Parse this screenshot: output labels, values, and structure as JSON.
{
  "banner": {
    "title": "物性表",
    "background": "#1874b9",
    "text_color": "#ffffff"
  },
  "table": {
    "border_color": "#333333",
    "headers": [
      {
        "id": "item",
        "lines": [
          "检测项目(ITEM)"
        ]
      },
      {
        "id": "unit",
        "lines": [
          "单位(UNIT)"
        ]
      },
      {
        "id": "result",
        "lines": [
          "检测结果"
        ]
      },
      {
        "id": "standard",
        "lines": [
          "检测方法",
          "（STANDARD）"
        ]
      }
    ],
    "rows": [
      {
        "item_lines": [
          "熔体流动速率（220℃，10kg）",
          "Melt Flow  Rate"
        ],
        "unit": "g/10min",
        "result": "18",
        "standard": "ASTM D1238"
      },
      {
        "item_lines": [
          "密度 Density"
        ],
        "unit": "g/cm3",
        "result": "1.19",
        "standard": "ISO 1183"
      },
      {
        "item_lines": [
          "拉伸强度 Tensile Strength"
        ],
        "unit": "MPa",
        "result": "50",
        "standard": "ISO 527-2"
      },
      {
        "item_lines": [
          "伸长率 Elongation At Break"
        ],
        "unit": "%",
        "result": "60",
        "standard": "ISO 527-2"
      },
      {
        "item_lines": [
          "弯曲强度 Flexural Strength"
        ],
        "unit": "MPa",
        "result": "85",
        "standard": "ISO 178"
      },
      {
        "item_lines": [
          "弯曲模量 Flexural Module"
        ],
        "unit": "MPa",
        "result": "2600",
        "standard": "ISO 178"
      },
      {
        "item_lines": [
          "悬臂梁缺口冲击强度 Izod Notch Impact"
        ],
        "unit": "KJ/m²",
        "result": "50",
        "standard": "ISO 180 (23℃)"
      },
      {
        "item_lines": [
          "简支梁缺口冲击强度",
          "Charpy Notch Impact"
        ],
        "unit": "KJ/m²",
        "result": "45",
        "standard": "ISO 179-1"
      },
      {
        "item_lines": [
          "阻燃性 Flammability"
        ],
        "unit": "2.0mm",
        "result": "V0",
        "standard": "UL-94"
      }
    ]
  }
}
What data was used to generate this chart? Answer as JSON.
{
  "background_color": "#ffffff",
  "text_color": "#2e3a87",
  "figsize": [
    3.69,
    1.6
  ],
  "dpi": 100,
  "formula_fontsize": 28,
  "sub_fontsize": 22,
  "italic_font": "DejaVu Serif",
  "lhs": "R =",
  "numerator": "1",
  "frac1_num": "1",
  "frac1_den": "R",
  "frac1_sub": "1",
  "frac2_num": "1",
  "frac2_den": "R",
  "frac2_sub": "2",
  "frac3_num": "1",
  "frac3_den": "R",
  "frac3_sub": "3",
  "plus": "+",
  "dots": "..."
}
----
What the task requires.
Collect from the data above every line that includes "Notch".

Task answer.
          "悬臂梁缺口冲击强度 Izod Notch Impact"
          "Charpy Notch Impact"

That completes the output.